Would you extract the whole listing below and retype it exactly?

- **DATA LINES**
^^^^

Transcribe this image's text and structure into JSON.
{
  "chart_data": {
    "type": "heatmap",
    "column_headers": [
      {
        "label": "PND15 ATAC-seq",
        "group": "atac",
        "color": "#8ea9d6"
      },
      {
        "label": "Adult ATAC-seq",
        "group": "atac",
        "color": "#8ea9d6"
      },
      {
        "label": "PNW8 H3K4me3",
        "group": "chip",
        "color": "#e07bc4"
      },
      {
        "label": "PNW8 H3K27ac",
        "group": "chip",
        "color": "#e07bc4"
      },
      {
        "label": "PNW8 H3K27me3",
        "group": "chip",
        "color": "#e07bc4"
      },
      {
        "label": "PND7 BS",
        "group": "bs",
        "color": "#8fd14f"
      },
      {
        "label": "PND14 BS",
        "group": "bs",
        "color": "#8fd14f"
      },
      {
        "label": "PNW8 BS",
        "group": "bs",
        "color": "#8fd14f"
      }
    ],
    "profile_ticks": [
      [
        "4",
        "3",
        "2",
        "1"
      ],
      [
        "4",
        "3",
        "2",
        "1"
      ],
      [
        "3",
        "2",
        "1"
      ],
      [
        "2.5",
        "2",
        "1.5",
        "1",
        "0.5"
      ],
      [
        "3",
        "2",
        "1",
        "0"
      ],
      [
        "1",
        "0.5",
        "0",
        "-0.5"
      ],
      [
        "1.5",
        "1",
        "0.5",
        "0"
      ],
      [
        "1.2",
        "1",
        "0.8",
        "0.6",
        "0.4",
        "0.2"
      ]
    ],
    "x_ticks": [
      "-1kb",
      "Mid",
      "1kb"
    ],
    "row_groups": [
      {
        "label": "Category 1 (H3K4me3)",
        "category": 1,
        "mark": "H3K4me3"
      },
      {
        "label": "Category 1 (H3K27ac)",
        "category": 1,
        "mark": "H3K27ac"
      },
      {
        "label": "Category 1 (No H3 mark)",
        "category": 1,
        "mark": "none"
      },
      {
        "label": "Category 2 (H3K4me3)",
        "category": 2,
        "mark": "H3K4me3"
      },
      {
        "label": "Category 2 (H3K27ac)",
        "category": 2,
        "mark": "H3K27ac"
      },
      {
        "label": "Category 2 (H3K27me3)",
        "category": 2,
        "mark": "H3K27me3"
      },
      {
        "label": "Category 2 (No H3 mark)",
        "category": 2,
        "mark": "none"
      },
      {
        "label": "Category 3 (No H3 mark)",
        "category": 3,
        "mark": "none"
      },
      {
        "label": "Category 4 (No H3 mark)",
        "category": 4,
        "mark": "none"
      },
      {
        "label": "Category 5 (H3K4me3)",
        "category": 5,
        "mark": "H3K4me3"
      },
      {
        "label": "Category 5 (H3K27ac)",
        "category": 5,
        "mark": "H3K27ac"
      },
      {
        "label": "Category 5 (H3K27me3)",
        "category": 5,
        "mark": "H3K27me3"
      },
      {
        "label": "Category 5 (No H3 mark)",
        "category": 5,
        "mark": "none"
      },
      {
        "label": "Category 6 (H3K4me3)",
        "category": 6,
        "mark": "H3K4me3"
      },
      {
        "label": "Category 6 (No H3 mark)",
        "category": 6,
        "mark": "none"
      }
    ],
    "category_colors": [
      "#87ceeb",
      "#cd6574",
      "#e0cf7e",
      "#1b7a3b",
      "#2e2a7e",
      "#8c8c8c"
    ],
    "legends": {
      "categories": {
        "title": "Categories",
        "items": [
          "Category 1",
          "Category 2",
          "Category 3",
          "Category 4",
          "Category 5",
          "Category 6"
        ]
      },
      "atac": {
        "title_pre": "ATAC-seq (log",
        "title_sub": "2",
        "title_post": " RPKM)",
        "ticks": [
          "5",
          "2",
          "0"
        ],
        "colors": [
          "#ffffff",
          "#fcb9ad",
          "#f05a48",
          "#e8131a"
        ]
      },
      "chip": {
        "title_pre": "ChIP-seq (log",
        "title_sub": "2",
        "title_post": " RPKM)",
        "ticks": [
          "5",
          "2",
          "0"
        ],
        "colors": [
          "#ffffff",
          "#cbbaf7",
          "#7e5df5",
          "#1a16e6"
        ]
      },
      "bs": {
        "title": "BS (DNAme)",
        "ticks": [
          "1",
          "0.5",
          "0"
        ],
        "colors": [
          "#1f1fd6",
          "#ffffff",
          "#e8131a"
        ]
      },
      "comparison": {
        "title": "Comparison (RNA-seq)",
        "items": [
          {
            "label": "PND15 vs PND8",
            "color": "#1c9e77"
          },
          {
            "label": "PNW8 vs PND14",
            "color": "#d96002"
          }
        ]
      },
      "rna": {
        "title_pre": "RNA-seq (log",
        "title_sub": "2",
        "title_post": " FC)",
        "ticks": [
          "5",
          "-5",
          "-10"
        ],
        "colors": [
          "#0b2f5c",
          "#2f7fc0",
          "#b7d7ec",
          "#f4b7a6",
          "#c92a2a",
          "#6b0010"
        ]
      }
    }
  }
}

^^^^

- **FINISHED TASK**
Transcribe this image's text and structure into JSON.
{
  "chart_data": {
    "type": "heatmap",
    "column_headers": [
      {
        "label": "PND15 ATAC-seq",
        "group": "atac",
        "color": "#8ea9d6"
      },
      {
        "label": "Adult ATAC-seq",
        "group": "atac",
        "color": "#8ea9d6"
      },
      {
        "label": "PNW8 H3K4me3",
        "group": "chip",
        "color": "#e07bc4"
      },
      {
        "label": "PNW8 H3K27ac",
        "group": "chip",
        "color": "#e07bc4"
      },
      {
        "label": "PNW8 H3K27me3",
        "group": "chip",
        "color": "#e07bc4"
      },
      {
        "label": "PND7 BS",
        "group": "bs",
        "color": "#8fd14f"
      },
      {
        "label": "PND14 BS",
        "group": "bs",
        "color": "#8fd14f"
      },
      {
        "label": "PNW8 BS",
        "group": "bs",
        "color": "#8fd14f"
      }
    ],
    "profile_ticks": [
      [
        "4",
        "3",
        "2",
        "1"
      ],
      [
        "4",
        "3",
        "2",
        "1"
      ],
      [
        "3",
        "2",
        "1"
      ],
      [
        "2.5",
        "2",
        "1.5",
        "1",
        "0.5"
      ],
      [
        "3",
        "2",
        "1",
        "0"
      ],
      [
        "1",
        "0.5",
        "0",
        "-0.5"
      ],
      [
        "1.5",
        "1",
        "0.5",
        "0"
      ],
      [
        "1.2",
        "1",
        "0.8",
        "0.6",
        "0.4",
        "0.2"
      ]
    ],
    "x_ticks": [
      "-1kb",
      "Mid",
      "1kb"
    ],
    "row_groups": [
      {
        "label": "Category 1 (H3K4me3)",
        "category": 1,
        "mark": "H3K4me3"
      },
      {
        "label": "Category 1 (H3K27ac)",
        "category": 1,
        "mark": "H3K27ac"
      },
      {
        "label": "Category 1 (No H3 mark)",
        "category": 1,
        "mark": "none"
      },
      {
        "label": "Category 2 (H3K4me3)",
        "category": 2,
        "mark": "H3K4me3"
      },
      {
        "label": "Category 2 (H3K27ac)",
        "category": 2,
        "mark": "H3K27ac"
      },
      {
        "label": "Category 2 (H3K27me3)",
        "category": 2,
        "mark": "H3K27me3"
      },
      {
        "label": "Category 2 (No H3 mark)",
        "category": 2,
        "mark": "none"
      },
      {
        "label": "Category 3 (No H3 mark)",
        "category": 3,
        "mark": "none"
      },
      {
        "label": "Category 4 (No H3 mark)",
        "category": 4,
        "mark": "none"
      },
      {
        "label": "Category 5 (H3K4me3)",
        "category": 5,
        "mark": "H3K4me3"
      },
      {
        "label": "Category 5 (H3K27ac)",
        "category": 5,
        "mark": "H3K27ac"
      },
      {
        "label": "Category 5 (H3K27me3)",
        "category": 5,
        "mark": "H3K27me3"
      },
      {
        "label": "Category 5 (No H3 mark)",
        "category": 5,
        "mark": "none"
      },
      {
        "label": "Category 6 (H3K4me3)",
        "category": 6,
        "mark": "H3K4me3"
      },
      {
        "label": "Category 6 (No H3 mark)",
        "category": 6,
        "mark": "none"
      }
    ],
    "category_colors": [
      "#87ceeb",
      "#cd6574",
      "#e0cf7e",
      "#1b7a3b",
      "#2e2a7e",
      "#8c8c8c"
    ],
    "legends": {
      "categories": {
        "title": "Categories",
        "items": [
          "Category 1",
          "Category 2",
          "Category 3",
          "Category 4",
          "Category 5",
          "Category 6"
        ]
      },
      "atac": {
        "title_pre": "ATAC-seq (log",
        "title_sub": "2",
        "title_post": " RPKM)",
        "ticks": [
          "5",
          "2",
          "0"
        ],
        "colors": [
          "#ffffff",
          "#fcb9ad",
          "#f05a48",
          "#e8131a"
        ]
      },
      "chip": {
        "title_pre": "ChIP-seq (log",
        "title_sub": "2",
        "title_post": " RPKM)",
        "ticks": [
          "5",
          "2",
          "0"
        ],
        "colors": [
          "#ffffff",
          "#cbbaf7",
          "#7e5df5",
          "#1a16e6"
        ]
      },
      "bs": {
        "title": "BS (DNAme)",
        "ticks": [
          "1",
          "0.5",
          "0"
        ],
        "colors": [
          "#1f1fd6",
          "#ffffff",
          "#e8131a"
        ]
      },
      "comparison": {
        "title": "Comparison (RNA-seq)",
        "items": [
          {
            "label": "PND15 vs PND8",
            "color": "#1c9e77"
          },
          {
            "label": "PNW8 vs PND14",
            "color": "#d96002"
          }
        ]
      },
      "rna": {
        "title_pre": "RNA-seq (log",
        "title_sub": "2",
        "title_post": " FC)",
        "ticks": [
          "5",
          "-5",
          "-10"
        ],
        "colors": [
          "#0b2f5c",
          "#2f7fc0",
          "#b7d7ec",
          "#f4b7a6",
          "#c92a2a",
          "#6b0010"
        ]
      }
    }
  }
}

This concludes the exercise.